[Lines of data]
************
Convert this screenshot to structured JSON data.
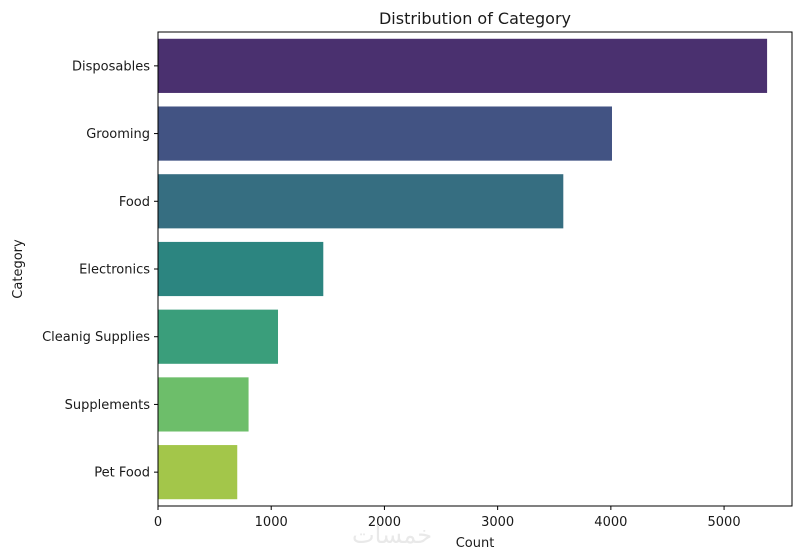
{
  "watermark": "خمسات",
  "chart_data": {
    "type": "bar",
    "orientation": "horizontal",
    "title": "Distribution of Category",
    "xlabel": "Count",
    "ylabel": "Category",
    "categories": [
      "Disposables",
      "Grooming",
      "Food",
      "Electronics",
      "Cleanig Supplies",
      "Supplements",
      "Pet Food"
    ],
    "values": [
      5380,
      4010,
      3580,
      1460,
      1060,
      800,
      700
    ],
    "colors": [
      "#4a306f",
      "#425383",
      "#366e81",
      "#2c8580",
      "#3a9e7b",
      "#6dbe6a",
      "#a3c64a"
    ],
    "xlim": [
      0,
      5600
    ],
    "xticks": [
      0,
      1000,
      2000,
      3000,
      4000,
      5000
    ],
    "xtick_labels": [
      "0",
      "1000",
      "2000",
      "3000",
      "4000",
      "5000"
    ],
    "grid": false,
    "legend": "none"
  }
}
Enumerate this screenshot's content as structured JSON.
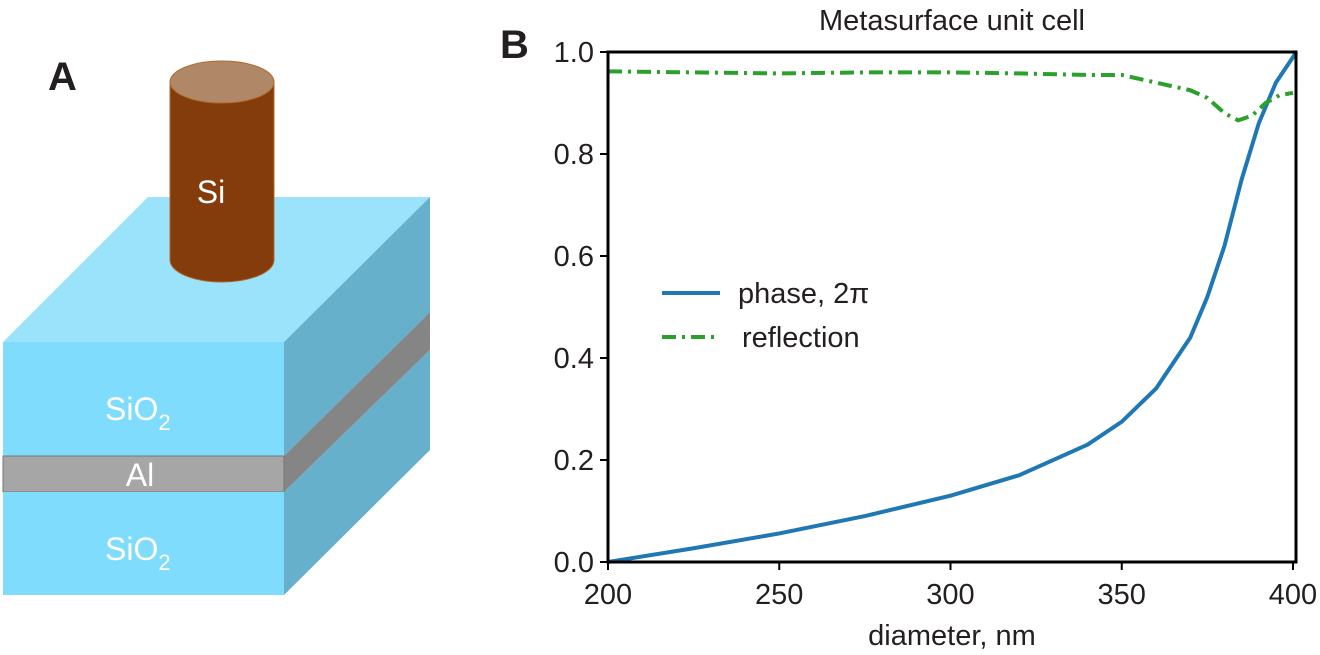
{
  "panel_a": {
    "label": "A",
    "layers": {
      "pillar": "Si",
      "top_layer": "SiO",
      "top_layer_sub": "2",
      "metal": "Al",
      "bottom_layer": "SiO",
      "bottom_layer_sub": "2"
    },
    "colors": {
      "si": "#843c0c",
      "si_top": "#b08868",
      "sio2_front": "#80dcfc",
      "sio2_top": "#9ae3fb",
      "sio2_side": "#67b0cb",
      "al_front": "#a6a6a6",
      "al_side": "#858585"
    }
  },
  "panel_b": {
    "label": "B"
  },
  "chart_data": {
    "type": "line",
    "title": "Metasurface unit cell",
    "xlabel": "diameter, nm",
    "ylabel": "",
    "xlim": [
      200,
      402
    ],
    "ylim": [
      0,
      1.0
    ],
    "xticks": [
      "200",
      "250",
      "300",
      "350",
      "400"
    ],
    "yticks": [
      "0.0",
      "0.2",
      "0.4",
      "0.6",
      "0.8",
      "1.0"
    ],
    "grid": false,
    "legend_position": "center-left",
    "series": [
      {
        "name": "phase, 2π",
        "color": "#1f77b4",
        "style": "solid",
        "x": [
          200,
          225,
          250,
          275,
          300,
          320,
          340,
          350,
          360,
          370,
          375,
          380,
          385,
          390,
          395,
          400,
          402
        ],
        "y": [
          0.0,
          0.027,
          0.056,
          0.09,
          0.13,
          0.17,
          0.23,
          0.275,
          0.34,
          0.44,
          0.52,
          0.62,
          0.75,
          0.86,
          0.94,
          0.99,
          1.0
        ]
      },
      {
        "name": "reflection",
        "color": "#2ca02c",
        "style": "dashdot",
        "x": [
          200,
          225,
          250,
          275,
          300,
          320,
          340,
          350,
          360,
          370,
          375,
          380,
          384,
          388,
          392,
          396,
          400
        ],
        "y": [
          0.962,
          0.96,
          0.958,
          0.96,
          0.96,
          0.958,
          0.955,
          0.955,
          0.94,
          0.925,
          0.91,
          0.88,
          0.866,
          0.875,
          0.9,
          0.915,
          0.92
        ]
      }
    ]
  }
}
************
List all lines where "this" occurs.

▶ EXERCISE RESPONSE:
Convert this screenshot to structured JSON data.
Enumerate this screenshot's content as structured JSON.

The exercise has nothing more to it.